<<<<
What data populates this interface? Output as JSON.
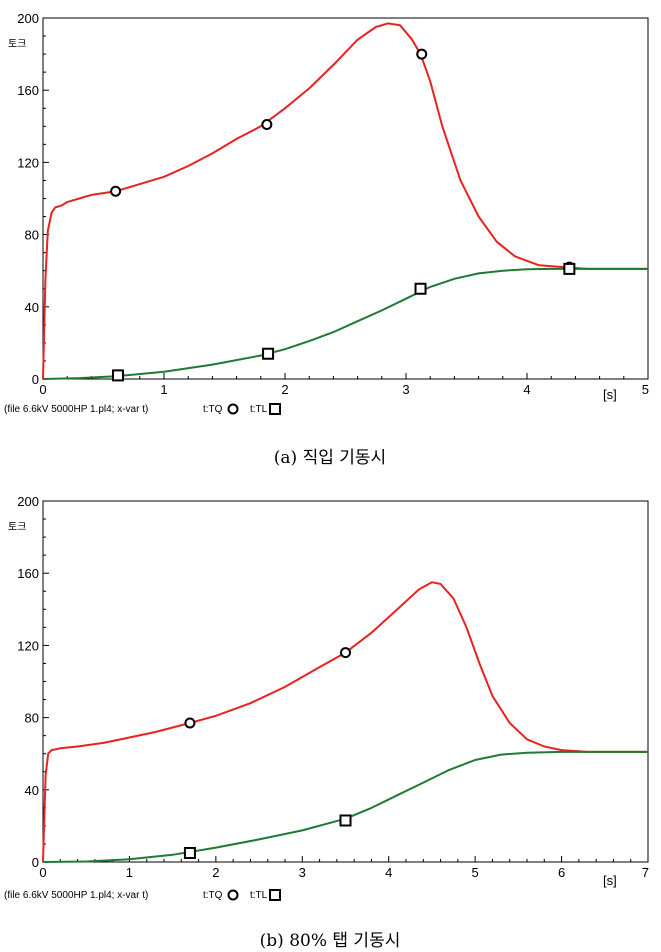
{
  "chart_data": [
    {
      "type": "line",
      "title": "",
      "ylabel": "토크",
      "xunit": "[s]",
      "xlim": [
        0,
        5
      ],
      "ylim": [
        0,
        200
      ],
      "xticks": [
        "0",
        "1",
        "2",
        "3",
        "4",
        "5"
      ],
      "yticks": [
        "0",
        "40",
        "80",
        "120",
        "160",
        "200"
      ],
      "footer": "(file 6.6kV 5000HP 1.pl4; x-var t)",
      "caption": "(a) 직입 기동시",
      "series": [
        {
          "name": "t:TQ",
          "color": "#e8231f",
          "marker": "circle",
          "x": [
            0,
            0.02,
            0.04,
            0.07,
            0.1,
            0.15,
            0.2,
            0.3,
            0.4,
            0.5,
            0.6,
            0.8,
            1.0,
            1.2,
            1.4,
            1.6,
            1.8,
            2.0,
            2.2,
            2.4,
            2.6,
            2.75,
            2.85,
            2.95,
            3.05,
            3.12,
            3.2,
            3.3,
            3.45,
            3.6,
            3.75,
            3.9,
            4.1,
            4.3,
            4.5,
            4.8,
            5.0
          ],
          "y": [
            0,
            55,
            82,
            92,
            95,
            96,
            98,
            100,
            102,
            103,
            104,
            108,
            112,
            118,
            125,
            133,
            140,
            150,
            161,
            174,
            188,
            195,
            197,
            196,
            188,
            180,
            165,
            140,
            110,
            90,
            76,
            68,
            63,
            62,
            61,
            61,
            61
          ],
          "markers_x": [
            0.6,
            1.85,
            3.13,
            4.35
          ],
          "markers_y": [
            104,
            141,
            180,
            62
          ]
        },
        {
          "name": "t:TL",
          "color": "#1f7a33",
          "marker": "square",
          "x": [
            0,
            0.3,
            0.6,
            1.0,
            1.4,
            1.8,
            2.0,
            2.2,
            2.4,
            2.6,
            2.8,
            3.0,
            3.2,
            3.4,
            3.6,
            3.8,
            4.0,
            4.2,
            4.4,
            4.6,
            5.0
          ],
          "y": [
            0,
            0.5,
            1.5,
            4,
            8,
            13,
            16.5,
            21,
            26,
            32,
            38,
            44.5,
            51,
            55.5,
            58.5,
            60,
            60.8,
            61,
            61,
            61,
            61
          ],
          "markers_x": [
            0.62,
            1.86,
            3.12,
            4.35
          ],
          "markers_y": [
            2,
            14,
            50,
            61
          ]
        }
      ]
    },
    {
      "type": "line",
      "title": "",
      "ylabel": "토크",
      "xunit": "[s]",
      "xlim": [
        0,
        7
      ],
      "ylim": [
        0,
        200
      ],
      "xticks": [
        "0",
        "1",
        "2",
        "3",
        "4",
        "5",
        "6",
        "7"
      ],
      "yticks": [
        "0",
        "40",
        "80",
        "120",
        "160",
        "200"
      ],
      "footer": "(file 6.6kV 5000HP 1.pl4; x-var t)",
      "caption": "(b) 80% 탭 기동시",
      "series": [
        {
          "name": "t:TQ",
          "color": "#e8231f",
          "marker": "circle",
          "x": [
            0,
            0.03,
            0.06,
            0.1,
            0.2,
            0.4,
            0.7,
            1.0,
            1.3,
            1.7,
            2.0,
            2.4,
            2.8,
            3.2,
            3.5,
            3.8,
            4.1,
            4.35,
            4.5,
            4.6,
            4.75,
            4.9,
            5.05,
            5.2,
            5.4,
            5.6,
            5.8,
            6.0,
            6.3,
            6.6,
            7.0
          ],
          "y": [
            0,
            48,
            60,
            62,
            63,
            64,
            66,
            69,
            72,
            77,
            81,
            88,
            97,
            108,
            116,
            127,
            140,
            151,
            155,
            154,
            146,
            130,
            110,
            92,
            77,
            68,
            64,
            62,
            61,
            61,
            61
          ],
          "markers_x": [
            1.7,
            3.5
          ],
          "markers_y": [
            77,
            116
          ]
        },
        {
          "name": "t:TL",
          "color": "#1f7a33",
          "marker": "square",
          "x": [
            0,
            0.5,
            1.0,
            1.5,
            2.0,
            2.5,
            3.0,
            3.5,
            3.8,
            4.1,
            4.4,
            4.7,
            5.0,
            5.3,
            5.6,
            6.0,
            6.5,
            7.0
          ],
          "y": [
            0,
            0.3,
            1.5,
            4,
            8,
            12.5,
            17.5,
            24,
            30,
            37,
            44,
            51,
            56.5,
            59.5,
            60.5,
            61,
            61,
            61
          ],
          "markers_x": [
            1.7,
            3.5
          ],
          "markers_y": [
            5,
            23
          ]
        }
      ]
    }
  ]
}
>>>>
- Challenge:
Please write out all of the material above without changing a word, and omit any pictures.

- Complete response:
What data populates this interface? Output as JSON.
{
  "chart_data": [
    {
      "type": "line",
      "title": "",
      "ylabel": "토크",
      "xunit": "[s]",
      "xlim": [
        0,
        5
      ],
      "ylim": [
        0,
        200
      ],
      "xticks": [
        "0",
        "1",
        "2",
        "3",
        "4",
        "5"
      ],
      "yticks": [
        "0",
        "40",
        "80",
        "120",
        "160",
        "200"
      ],
      "footer": "(file 6.6kV 5000HP 1.pl4; x-var t)",
      "caption": "(a) 직입 기동시",
      "series": [
        {
          "name": "t:TQ",
          "color": "#e8231f",
          "marker": "circle",
          "x": [
            0,
            0.02,
            0.04,
            0.07,
            0.1,
            0.15,
            0.2,
            0.3,
            0.4,
            0.5,
            0.6,
            0.8,
            1.0,
            1.2,
            1.4,
            1.6,
            1.8,
            2.0,
            2.2,
            2.4,
            2.6,
            2.75,
            2.85,
            2.95,
            3.05,
            3.12,
            3.2,
            3.3,
            3.45,
            3.6,
            3.75,
            3.9,
            4.1,
            4.3,
            4.5,
            4.8,
            5.0
          ],
          "y": [
            0,
            55,
            82,
            92,
            95,
            96,
            98,
            100,
            102,
            103,
            104,
            108,
            112,
            118,
            125,
            133,
            140,
            150,
            161,
            174,
            188,
            195,
            197,
            196,
            188,
            180,
            165,
            140,
            110,
            90,
            76,
            68,
            63,
            62,
            61,
            61,
            61
          ],
          "markers_x": [
            0.6,
            1.85,
            3.13,
            4.35
          ],
          "markers_y": [
            104,
            141,
            180,
            62
          ]
        },
        {
          "name": "t:TL",
          "color": "#1f7a33",
          "marker": "square",
          "x": [
            0,
            0.3,
            0.6,
            1.0,
            1.4,
            1.8,
            2.0,
            2.2,
            2.4,
            2.6,
            2.8,
            3.0,
            3.2,
            3.4,
            3.6,
            3.8,
            4.0,
            4.2,
            4.4,
            4.6,
            5.0
          ],
          "y": [
            0,
            0.5,
            1.5,
            4,
            8,
            13,
            16.5,
            21,
            26,
            32,
            38,
            44.5,
            51,
            55.5,
            58.5,
            60,
            60.8,
            61,
            61,
            61,
            61
          ],
          "markers_x": [
            0.62,
            1.86,
            3.12,
            4.35
          ],
          "markers_y": [
            2,
            14,
            50,
            61
          ]
        }
      ]
    },
    {
      "type": "line",
      "title": "",
      "ylabel": "토크",
      "xunit": "[s]",
      "xlim": [
        0,
        7
      ],
      "ylim": [
        0,
        200
      ],
      "xticks": [
        "0",
        "1",
        "2",
        "3",
        "4",
        "5",
        "6",
        "7"
      ],
      "yticks": [
        "0",
        "40",
        "80",
        "120",
        "160",
        "200"
      ],
      "footer": "(file 6.6kV 5000HP 1.pl4; x-var t)",
      "caption": "(b) 80% 탭 기동시",
      "series": [
        {
          "name": "t:TQ",
          "color": "#e8231f",
          "marker": "circle",
          "x": [
            0,
            0.03,
            0.06,
            0.1,
            0.2,
            0.4,
            0.7,
            1.0,
            1.3,
            1.7,
            2.0,
            2.4,
            2.8,
            3.2,
            3.5,
            3.8,
            4.1,
            4.35,
            4.5,
            4.6,
            4.75,
            4.9,
            5.05,
            5.2,
            5.4,
            5.6,
            5.8,
            6.0,
            6.3,
            6.6,
            7.0
          ],
          "y": [
            0,
            48,
            60,
            62,
            63,
            64,
            66,
            69,
            72,
            77,
            81,
            88,
            97,
            108,
            116,
            127,
            140,
            151,
            155,
            154,
            146,
            130,
            110,
            92,
            77,
            68,
            64,
            62,
            61,
            61,
            61
          ],
          "markers_x": [
            1.7,
            3.5
          ],
          "markers_y": [
            77,
            116
          ]
        },
        {
          "name": "t:TL",
          "color": "#1f7a33",
          "marker": "square",
          "x": [
            0,
            0.5,
            1.0,
            1.5,
            2.0,
            2.5,
            3.0,
            3.5,
            3.8,
            4.1,
            4.4,
            4.7,
            5.0,
            5.3,
            5.6,
            6.0,
            6.5,
            7.0
          ],
          "y": [
            0,
            0.3,
            1.5,
            4,
            8,
            12.5,
            17.5,
            24,
            30,
            37,
            44,
            51,
            56.5,
            59.5,
            60.5,
            61,
            61,
            61
          ],
          "markers_x": [
            1.7,
            3.5
          ],
          "markers_y": [
            5,
            23
          ]
        }
      ]
    }
  ]
}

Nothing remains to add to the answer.